**What the task asks**
Wherever the word "with" turns up in a line of the entries, copy that line.

**Extracted material**

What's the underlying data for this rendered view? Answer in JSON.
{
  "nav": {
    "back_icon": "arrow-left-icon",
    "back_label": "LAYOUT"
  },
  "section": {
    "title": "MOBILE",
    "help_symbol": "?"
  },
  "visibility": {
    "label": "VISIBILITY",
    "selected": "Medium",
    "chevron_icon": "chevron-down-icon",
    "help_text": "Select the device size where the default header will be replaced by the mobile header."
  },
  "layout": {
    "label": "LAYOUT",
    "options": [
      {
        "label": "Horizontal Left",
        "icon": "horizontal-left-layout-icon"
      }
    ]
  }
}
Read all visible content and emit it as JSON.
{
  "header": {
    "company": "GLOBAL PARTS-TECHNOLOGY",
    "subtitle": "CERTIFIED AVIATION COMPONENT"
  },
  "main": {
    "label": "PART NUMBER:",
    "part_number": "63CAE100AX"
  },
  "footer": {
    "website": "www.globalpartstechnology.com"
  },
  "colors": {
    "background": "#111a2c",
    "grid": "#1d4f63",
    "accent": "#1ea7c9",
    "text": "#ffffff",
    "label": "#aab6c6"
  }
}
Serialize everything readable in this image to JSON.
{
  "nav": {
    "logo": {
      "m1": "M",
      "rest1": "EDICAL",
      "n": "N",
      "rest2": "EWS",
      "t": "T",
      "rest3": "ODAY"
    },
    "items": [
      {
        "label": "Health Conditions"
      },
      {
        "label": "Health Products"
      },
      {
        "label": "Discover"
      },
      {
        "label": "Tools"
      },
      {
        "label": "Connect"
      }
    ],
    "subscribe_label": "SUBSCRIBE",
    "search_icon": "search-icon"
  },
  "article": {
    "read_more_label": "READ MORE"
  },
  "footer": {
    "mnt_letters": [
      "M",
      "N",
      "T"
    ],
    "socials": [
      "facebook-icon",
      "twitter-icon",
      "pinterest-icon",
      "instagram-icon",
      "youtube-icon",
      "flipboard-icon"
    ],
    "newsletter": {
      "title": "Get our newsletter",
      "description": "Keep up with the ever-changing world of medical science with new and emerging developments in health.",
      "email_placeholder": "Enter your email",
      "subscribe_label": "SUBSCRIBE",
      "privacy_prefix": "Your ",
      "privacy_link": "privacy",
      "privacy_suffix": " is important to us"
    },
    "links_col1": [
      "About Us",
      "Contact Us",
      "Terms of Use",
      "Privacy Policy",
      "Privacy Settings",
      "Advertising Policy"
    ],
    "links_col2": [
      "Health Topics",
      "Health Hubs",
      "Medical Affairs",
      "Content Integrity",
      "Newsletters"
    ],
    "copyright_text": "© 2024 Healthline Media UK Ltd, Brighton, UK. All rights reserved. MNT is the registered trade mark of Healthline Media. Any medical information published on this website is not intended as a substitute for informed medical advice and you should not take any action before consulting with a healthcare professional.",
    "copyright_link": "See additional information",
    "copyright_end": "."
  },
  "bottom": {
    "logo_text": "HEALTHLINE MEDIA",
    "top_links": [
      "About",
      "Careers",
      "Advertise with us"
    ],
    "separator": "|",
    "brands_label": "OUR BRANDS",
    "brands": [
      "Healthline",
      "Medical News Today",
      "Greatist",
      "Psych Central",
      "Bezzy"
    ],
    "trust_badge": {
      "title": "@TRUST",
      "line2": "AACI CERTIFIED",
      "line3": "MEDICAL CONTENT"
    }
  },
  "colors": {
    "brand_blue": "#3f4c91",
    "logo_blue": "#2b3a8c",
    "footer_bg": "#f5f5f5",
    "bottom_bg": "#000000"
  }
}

**Exercise output**
      "description": "Keep up with the ever-changing world of medical science with new and emerging developments in health.",
    "copyright_text": "© 2024 Healthline Media UK Ltd, Brighton, UK. All rights reserved. MNT is the registered trade mark of Healthline Media. Any medical information published on this website is not intended as a substitute for informed medical advice and you should not take any action before consulting with a healthcare professional.",
      "Advertise with us"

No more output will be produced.